§ **Short exercise**
Each line below should be quoted exactly, please.

§ **Material for this task**
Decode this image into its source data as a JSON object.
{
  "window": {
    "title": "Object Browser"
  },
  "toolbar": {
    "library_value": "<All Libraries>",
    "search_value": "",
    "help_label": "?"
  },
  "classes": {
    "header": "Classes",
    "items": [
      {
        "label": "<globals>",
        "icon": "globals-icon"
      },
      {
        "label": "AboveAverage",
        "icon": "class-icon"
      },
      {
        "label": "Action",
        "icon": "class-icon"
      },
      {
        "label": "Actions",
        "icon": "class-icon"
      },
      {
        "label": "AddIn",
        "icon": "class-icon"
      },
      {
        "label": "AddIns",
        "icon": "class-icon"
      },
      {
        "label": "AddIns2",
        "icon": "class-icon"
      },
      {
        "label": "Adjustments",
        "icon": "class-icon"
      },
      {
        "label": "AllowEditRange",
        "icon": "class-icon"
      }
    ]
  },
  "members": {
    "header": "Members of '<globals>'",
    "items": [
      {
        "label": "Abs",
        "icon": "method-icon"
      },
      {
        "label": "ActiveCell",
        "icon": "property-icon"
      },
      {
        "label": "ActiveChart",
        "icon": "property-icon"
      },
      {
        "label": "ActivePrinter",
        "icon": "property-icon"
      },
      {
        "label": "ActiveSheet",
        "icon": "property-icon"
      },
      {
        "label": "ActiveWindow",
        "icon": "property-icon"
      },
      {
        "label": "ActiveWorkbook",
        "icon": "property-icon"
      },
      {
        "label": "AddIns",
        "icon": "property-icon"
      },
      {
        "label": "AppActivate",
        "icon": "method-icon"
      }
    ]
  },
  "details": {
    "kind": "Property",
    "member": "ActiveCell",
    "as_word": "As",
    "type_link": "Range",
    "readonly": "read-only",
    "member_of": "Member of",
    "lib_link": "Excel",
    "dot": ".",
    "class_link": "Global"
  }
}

§ **Result below**
Decode this image into its source data as a JSON object.
{
  "window": {
    "title": "Object Browser"
  },
  "toolbar": {
    "library_value": "<All Libraries>",
    "search_value": "",
    "help_label": "?"
  },
  "classes": {
    "header": "Classes",
    "items": [
      {
        "label": "<globals>",
        "icon": "globals-icon"
      },
      {
        "label": "AboveAverage",
        "icon": "class-icon"
      },
      {
        "label": "Action",
        "icon": "class-icon"
      },
      {
        "label": "Actions",
        "icon": "class-icon"
      },
      {
        "label": "AddIn",
        "icon": "class-icon"
      },
      {
        "label": "AddIns",
        "icon": "class-icon"
      },
      {
        "label": "AddIns2",
        "icon": "class-icon"
      },
      {
        "label": "Adjustments",
        "icon": "class-icon"
      },
      {
        "label": "AllowEditRange",
        "icon": "class-icon"
      }
    ]
  },
  "members": {
    "header": "Members of '<globals>'",
    "items": [
      {
        "label": "Abs",
        "icon": "method-icon"
      },
      {
        "label": "ActiveCell",
        "icon": "property-icon"
      },
      {
        "label": "ActiveChart",
        "icon": "property-icon"
      },
      {
        "label": "ActivePrinter",
        "icon": "property-icon"
      },
      {
        "label": "ActiveSheet",
        "icon": "property-icon"
      },
      {
        "label": "ActiveWindow",
        "icon": "property-icon"
      },
      {
        "label": "ActiveWorkbook",
        "icon": "property-icon"
      },
      {
        "label": "AddIns",
        "icon": "property-icon"
      },
      {
        "label": "AppActivate",
        "icon": "method-icon"
      }
    ]
  },
  "details": {
    "kind": "Property",
    "member": "ActiveCell",
    "as_word": "As",
    "type_link": "Range",
    "readonly": "read-only",
    "member_of": "Member of",
    "lib_link": "Excel",
    "dot": ".",
    "class_link": "Global"
  }
}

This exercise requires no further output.